[Data items]
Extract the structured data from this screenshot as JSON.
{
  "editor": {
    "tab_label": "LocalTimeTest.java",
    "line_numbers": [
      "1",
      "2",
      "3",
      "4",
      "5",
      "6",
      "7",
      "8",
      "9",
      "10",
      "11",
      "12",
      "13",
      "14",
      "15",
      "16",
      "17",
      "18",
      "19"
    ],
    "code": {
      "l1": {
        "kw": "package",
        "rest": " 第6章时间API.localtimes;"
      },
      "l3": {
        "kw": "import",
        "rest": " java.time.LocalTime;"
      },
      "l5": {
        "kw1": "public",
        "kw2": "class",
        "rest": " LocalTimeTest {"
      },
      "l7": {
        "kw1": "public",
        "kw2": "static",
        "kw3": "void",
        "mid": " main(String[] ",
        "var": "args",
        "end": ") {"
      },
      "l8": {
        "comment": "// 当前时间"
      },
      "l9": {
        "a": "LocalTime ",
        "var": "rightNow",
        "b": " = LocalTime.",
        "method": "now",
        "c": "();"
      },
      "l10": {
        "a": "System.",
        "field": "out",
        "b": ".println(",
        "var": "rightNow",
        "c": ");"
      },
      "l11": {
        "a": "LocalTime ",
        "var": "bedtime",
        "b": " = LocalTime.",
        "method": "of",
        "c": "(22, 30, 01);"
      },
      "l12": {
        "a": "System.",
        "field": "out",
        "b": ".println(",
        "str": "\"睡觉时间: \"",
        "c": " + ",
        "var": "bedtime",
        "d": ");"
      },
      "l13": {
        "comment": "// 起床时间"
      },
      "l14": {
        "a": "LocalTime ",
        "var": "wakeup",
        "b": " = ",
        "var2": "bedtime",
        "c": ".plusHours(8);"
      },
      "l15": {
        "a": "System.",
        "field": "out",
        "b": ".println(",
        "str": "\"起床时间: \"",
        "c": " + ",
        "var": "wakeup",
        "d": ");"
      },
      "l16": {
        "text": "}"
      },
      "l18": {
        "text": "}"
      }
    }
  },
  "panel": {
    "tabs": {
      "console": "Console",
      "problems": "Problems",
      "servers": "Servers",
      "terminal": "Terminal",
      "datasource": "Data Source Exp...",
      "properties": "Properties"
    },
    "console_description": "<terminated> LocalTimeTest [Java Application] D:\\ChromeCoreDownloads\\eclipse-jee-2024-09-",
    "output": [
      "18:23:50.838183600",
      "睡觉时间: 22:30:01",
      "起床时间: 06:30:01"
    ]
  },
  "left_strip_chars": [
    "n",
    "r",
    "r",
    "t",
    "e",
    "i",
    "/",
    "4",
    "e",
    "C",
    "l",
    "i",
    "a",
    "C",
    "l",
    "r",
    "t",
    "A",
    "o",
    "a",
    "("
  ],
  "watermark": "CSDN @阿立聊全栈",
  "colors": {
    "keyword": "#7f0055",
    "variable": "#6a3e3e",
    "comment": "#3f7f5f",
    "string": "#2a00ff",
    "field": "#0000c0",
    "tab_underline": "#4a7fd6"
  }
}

**DIRECTIVE:** Locate all lines that include the word "comment" and copy them out.

**CORRECT ANSWER:**
        "comment": "// 当前时间"
        "comment": "// 起床时间"
    "comment": "#3f7f5f",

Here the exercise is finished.